▶

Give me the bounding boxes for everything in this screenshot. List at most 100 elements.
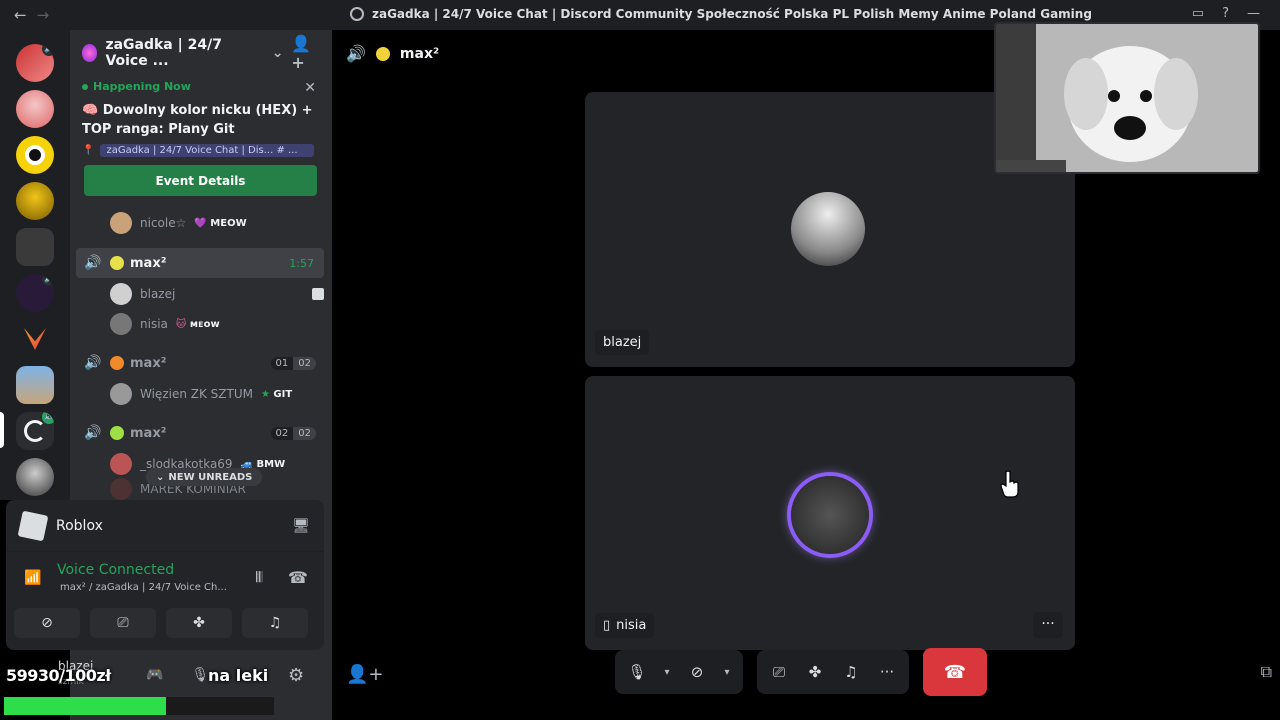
selected-server-pill (0, 412, 4, 448)
stream-game-icon[interactable]: 🖥 (292, 518, 310, 534)
server-icon-zagadka[interactable]: 🔈 (16, 412, 54, 450)
gamepad-icon[interactable]: 🎮 (146, 667, 163, 683)
audio-video-controls: 🎙 ▾ ⊘ ▾ (615, 650, 743, 694)
screen-share-icon: ⎚ (772, 663, 785, 681)
server-icon-3[interactable] (16, 136, 54, 174)
activities-button[interactable]: ✤ (799, 656, 831, 688)
share-screen-button[interactable]: ⎚ (90, 608, 156, 638)
back-arrow-icon[interactable]: ← (14, 6, 27, 24)
event-details-button[interactable]: Event Details (84, 165, 317, 196)
user-tag-text: ᴍᴇᴏᴡ (189, 318, 220, 330)
help-icon[interactable]: ? (1222, 6, 1229, 21)
voice-user-row[interactable]: Więzien ZK SZTUM ★ GIT (110, 381, 324, 407)
new-unreads-pill[interactable]: ⌄ NEW UNREADS (146, 468, 263, 486)
voice-channel-max-3[interactable]: 🔊 max² 02 02 (76, 418, 324, 448)
brain-emoji-icon: 🧠 (82, 103, 99, 118)
list-item[interactable]: nicole☆ 💜 MEOW (110, 210, 324, 236)
connection-signal-icon[interactable]: 📶 (24, 570, 41, 586)
voice-panel: Roblox 🖥 📶 Voice Connected max² / zaGadk… (6, 500, 324, 650)
user-tag-text: MEOW (210, 217, 247, 229)
inbox-icon[interactable]: ▭ (1192, 6, 1204, 21)
user-limit: 02 (293, 426, 316, 440)
voice-user-row[interactable]: blazej (110, 281, 324, 307)
live-dot-icon (82, 83, 88, 90)
avatar (791, 192, 865, 266)
server-icon-7[interactable] (16, 320, 54, 358)
minimize-icon[interactable]: — (1247, 6, 1260, 21)
voice-channel-max-2[interactable]: 🔊 max² 01 02 (76, 348, 324, 378)
user-limit-badge: 01 02 (270, 356, 316, 370)
invite-people-icon[interactable]: 👤+ (291, 34, 320, 72)
event-title: 🧠 Dowolny kolor nicku (HEX) + TOP ranga:… (82, 101, 322, 139)
voice-channel-max-1[interactable]: 🔊 max² 1:57 (76, 248, 324, 278)
window-title: zaGadka | 24/7 Voice Chat | Discord Comm… (350, 7, 1092, 21)
chevron-down-icon[interactable]: ▾ (717, 656, 737, 688)
microphone-icon[interactable]: 🎙 (191, 667, 209, 683)
microphone-icon: 🎙 (627, 663, 647, 681)
soundboard-button[interactable]: ♫ (242, 608, 308, 638)
server-icon-4[interactable] (16, 182, 54, 220)
server-name: zaGadka | 24/7 Voice ... (105, 37, 222, 69)
server-header[interactable]: zaGadka | 24/7 Voice ... ⌄ 👤+ (70, 30, 332, 76)
voice-channel-link[interactable]: max² / zaGadka | 24/7 Voice Ch... (60, 582, 227, 593)
share-screen-button[interactable]: ⎚ (763, 656, 795, 688)
banana-emoji-icon (375, 46, 390, 61)
call-view: 🔊 max² blazej ▯ nisia ··· 🎙 ▾ ⊘ ▾ ⎚ ✤ ♫ … (332, 22, 1280, 720)
noise-suppression-icon[interactable]: 𝄃𝄃 (256, 570, 262, 586)
user-tag: 💜 MEOW (194, 218, 246, 229)
gear-icon[interactable]: ⚙ (288, 665, 304, 686)
screen-share-icon: ⎚ (117, 615, 129, 631)
camera-off-button[interactable]: ⊘ (681, 656, 713, 688)
close-icon[interactable]: ✕ (304, 80, 316, 96)
voice-user-name: nisia (140, 317, 168, 331)
camera-preview[interactable] (994, 22, 1260, 174)
activity-row[interactable]: Roblox 🖥 (6, 500, 324, 552)
activities-button[interactable]: ✤ (166, 608, 232, 638)
participant-name: ▯ nisia (595, 613, 655, 638)
server-icon-6[interactable]: 🔈 (16, 274, 54, 312)
speaker-icon: 🔊 (84, 425, 102, 441)
orange-emoji-icon (110, 356, 124, 370)
more-button[interactable]: ··· (871, 656, 903, 688)
mobile-phone-icon: ▯ (603, 618, 611, 633)
soundboard-icon: ♫ (844, 663, 858, 681)
forward-arrow-icon[interactable]: → (37, 6, 50, 24)
server-icon-1[interactable]: 🔈 (16, 44, 54, 82)
donation-progress-fill (4, 697, 166, 715)
event-card: Happening Now ✕ 🧠 Dowolny kolor nicku (H… (82, 80, 322, 196)
server-icon-8[interactable] (16, 366, 54, 404)
voice-status: Voice Connected (57, 562, 175, 578)
chevron-down-icon: ⌄ (156, 471, 165, 483)
disconnect-icon[interactable]: ☎ (288, 568, 308, 587)
popout-icon[interactable]: ⧉ (1261, 662, 1272, 682)
microphone-button[interactable]: 🎙 (621, 656, 653, 688)
server-icon-5[interactable] (16, 228, 54, 266)
voice-user-name: blazej (140, 287, 176, 301)
event-location-chip[interactable]: zaGadka | 24/7 Voice Chat | Dis... # ... (100, 144, 315, 157)
camera-off-button[interactable]: ⊘ (14, 608, 80, 638)
speaker-badge-icon: 🔈 (42, 274, 54, 286)
event-location: 📍 zaGadka | 24/7 Voice Chat | Dis... # .… (82, 144, 322, 157)
add-people-icon[interactable]: 👤+ (346, 664, 384, 685)
camera-feed-image (996, 24, 1258, 172)
activities-icon: ✤ (808, 663, 822, 681)
user-count: 02 (270, 426, 294, 440)
chevron-down-icon[interactable]: ▾ (657, 656, 677, 688)
user-tag: ★ GIT (261, 389, 292, 400)
hand-cursor-icon (1000, 470, 1019, 498)
speaker-icon: 🔊 (84, 355, 102, 371)
window-title-text: zaGadka | 24/7 Voice Chat | Discord Comm… (372, 7, 1092, 21)
green-star-icon: ★ (260, 388, 270, 400)
voice-user-row[interactable]: nisia 🐱 ᴍᴇᴏᴡ (110, 311, 324, 337)
history-nav: ← → (0, 6, 49, 24)
participant-tile-nisia[interactable]: ▯ nisia ··· (585, 376, 1075, 650)
roblox-activity-icon (312, 288, 324, 300)
speaker-badge-icon: 🔈 (42, 412, 54, 424)
server-icon-10[interactable] (16, 458, 54, 496)
soundboard-button[interactable]: ♫ (835, 656, 867, 688)
more-options-button[interactable]: ··· (1033, 612, 1063, 638)
leave-call-button[interactable]: ☎ (923, 648, 987, 696)
server-icon-2[interactable] (16, 90, 54, 128)
channel-name: max² (130, 425, 167, 441)
user-tag: 🐱 ᴍᴇᴏᴡ (176, 319, 220, 330)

◀

* [AIM]:
Can you reproduce every entry above word for word, leaving out the pictures?

* [TASK RESULT]:
Give me the bounding boxes for everything in this screenshot. List at most 100 elements.
selected-server-pill (0, 412, 4, 448)
stream-game-icon[interactable]: 🖥 (292, 518, 310, 534)
server-icon-zagadka[interactable]: 🔈 (16, 412, 54, 450)
gamepad-icon[interactable]: 🎮 (146, 667, 163, 683)
audio-video-controls: 🎙 ▾ ⊘ ▾ (615, 650, 743, 694)
screen-share-icon: ⎚ (772, 663, 785, 681)
server-icon-3[interactable] (16, 136, 54, 174)
activities-button[interactable]: ✤ (799, 656, 831, 688)
share-screen-button[interactable]: ⎚ (90, 608, 156, 638)
back-arrow-icon[interactable]: ← (14, 6, 27, 24)
event-details-button[interactable]: Event Details (84, 165, 317, 196)
user-tag-text: ᴍᴇᴏᴡ (189, 318, 220, 330)
help-icon[interactable]: ? (1222, 6, 1229, 21)
voice-user-row[interactable]: Więzien ZK SZTUM ★ GIT (110, 381, 324, 407)
new-unreads-pill[interactable]: ⌄ NEW UNREADS (146, 468, 263, 486)
voice-channel-max-3[interactable]: 🔊 max² 02 02 (76, 418, 324, 448)
brain-emoji-icon: 🧠 (82, 103, 99, 118)
list-item[interactable]: nicole☆ 💜 MEOW (110, 210, 324, 236)
connection-signal-icon[interactable]: 📶 (24, 570, 41, 586)
voice-panel: Roblox 🖥 📶 Voice Connected max² / zaGadk… (6, 500, 324, 650)
user-tag-text: MEOW (210, 217, 247, 229)
inbox-icon[interactable]: ▭ (1192, 6, 1204, 21)
user-limit: 02 (293, 426, 316, 440)
voice-user-row[interactable]: blazej (110, 281, 324, 307)
live-dot-icon (82, 83, 88, 90)
avatar (791, 192, 865, 266)
server-icon-7[interactable] (16, 320, 54, 358)
minimize-icon[interactable]: — (1247, 6, 1260, 21)
voice-channel-max-2[interactable]: 🔊 max² 01 02 (76, 348, 324, 378)
user-limit-badge: 01 02 (270, 356, 316, 370)
invite-people-icon[interactable]: 👤+ (291, 34, 320, 72)
event-title: 🧠 Dowolny kolor nicku (HEX) + TOP ranga:… (82, 101, 322, 139)
voice-channel-max-1[interactable]: 🔊 max² 1:57 (76, 248, 324, 278)
window-title: zaGadka | 24/7 Voice Chat | Discord Comm… (350, 7, 1092, 21)
chevron-down-icon[interactable]: ▾ (717, 656, 737, 688)
microphone-icon[interactable]: 🎙 (191, 667, 209, 683)
microphone-icon: 🎙 (627, 663, 647, 681)
soundboard-button[interactable]: ♫ (242, 608, 308, 638)
server-icon-4[interactable] (16, 182, 54, 220)
server-name: zaGadka | 24/7 Voice ... (105, 37, 222, 69)
server-header[interactable]: zaGadka | 24/7 Voice ... ⌄ 👤+ (70, 30, 332, 76)
voice-channel-link[interactable]: max² / zaGadka | 24/7 Voice Ch... (60, 582, 227, 593)
share-screen-button[interactable]: ⎚ (763, 656, 795, 688)
banana-emoji-icon (375, 46, 390, 61)
call-view: 🔊 max² blazej ▯ nisia ··· 🎙 ▾ ⊘ ▾ ⎚ ✤ ♫ … (332, 22, 1280, 720)
noise-suppression-icon[interactable]: 𝄃𝄃 (256, 570, 262, 586)
user-tag: 💜 MEOW (194, 218, 246, 229)
gear-icon[interactable]: ⚙ (288, 665, 304, 686)
screen-share-icon: ⎚ (117, 615, 129, 631)
camera-off-button[interactable]: ⊘ (681, 656, 713, 688)
close-icon[interactable]: ✕ (304, 80, 316, 96)
voice-user-name: nisia (140, 317, 168, 331)
camera-preview[interactable] (994, 22, 1260, 174)
activity-row[interactable]: Roblox 🖥 (6, 500, 324, 552)
activities-button[interactable]: ✤ (166, 608, 232, 638)
participant-name: ▯ nisia (595, 613, 655, 638)
server-icon-6[interactable]: 🔈 (16, 274, 54, 312)
speaker-icon: 🔊 (84, 425, 102, 441)
orange-emoji-icon (110, 356, 124, 370)
more-button[interactable]: ··· (871, 656, 903, 688)
mobile-phone-icon: ▯ (603, 618, 611, 633)
soundboard-icon: ♫ (844, 663, 858, 681)
forward-arrow-icon[interactable]: → (37, 6, 50, 24)
server-icon-1[interactable]: 🔈 (16, 44, 54, 82)
donation-progress-fill (4, 697, 166, 715)
event-card: Happening Now ✕ 🧠 Dowolny kolor nicku (H… (82, 80, 322, 196)
server-icon-8[interactable] (16, 366, 54, 404)
voice-status: Voice Connected (57, 562, 175, 578)
chevron-down-icon: ⌄ (156, 471, 165, 483)
disconnect-icon[interactable]: ☎ (288, 568, 308, 587)
popout-icon[interactable]: ⧉ (1261, 662, 1272, 682)
microphone-button[interactable]: 🎙 (621, 656, 653, 688)
server-icon-5[interactable] (16, 228, 54, 266)
voice-user-name: blazej (140, 287, 176, 301)
event-location-chip[interactable]: zaGadka | 24/7 Voice Chat | Dis... # ... (100, 144, 315, 157)
camera-off-button[interactable]: ⊘ (14, 608, 80, 638)
speaker-badge-icon: 🔈 (42, 274, 54, 286)
event-location: 📍 zaGadka | 24/7 Voice Chat | Dis... # .… (82, 144, 322, 157)
add-people-icon[interactable]: 👤+ (346, 664, 384, 685)
camera-feed-image (996, 24, 1258, 172)
activities-icon: ✤ (808, 663, 822, 681)
user-count: 02 (270, 426, 294, 440)
chevron-down-icon[interactable]: ▾ (657, 656, 677, 688)
user-tag: ★ GIT (261, 389, 292, 400)
hand-cursor-icon (1000, 470, 1019, 498)
speaker-icon: 🔊 (84, 355, 102, 371)
window-title-text: zaGadka | 24/7 Voice Chat | Discord Comm… (372, 7, 1092, 21)
green-star-icon: ★ (260, 388, 270, 400)
voice-user-row[interactable]: nisia 🐱 ᴍᴇᴏᴡ (110, 311, 324, 337)
history-nav: ← → (0, 6, 49, 24)
participant-tile-nisia[interactable]: ▯ nisia ··· (585, 376, 1075, 650)
roblox-activity-icon (312, 288, 324, 300)
speaker-badge-icon: 🔈 (42, 412, 54, 424)
server-icon-10[interactable] (16, 458, 54, 496)
soundboard-button[interactable]: ♫ (835, 656, 867, 688)
more-options-button[interactable]: ··· (1033, 612, 1063, 638)
leave-call-button[interactable]: ☎ (923, 648, 987, 696)
server-icon-2[interactable] (16, 90, 54, 128)
channel-name: max² (130, 425, 167, 441)
user-tag: 🐱 ᴍᴇᴏᴡ (176, 319, 220, 330)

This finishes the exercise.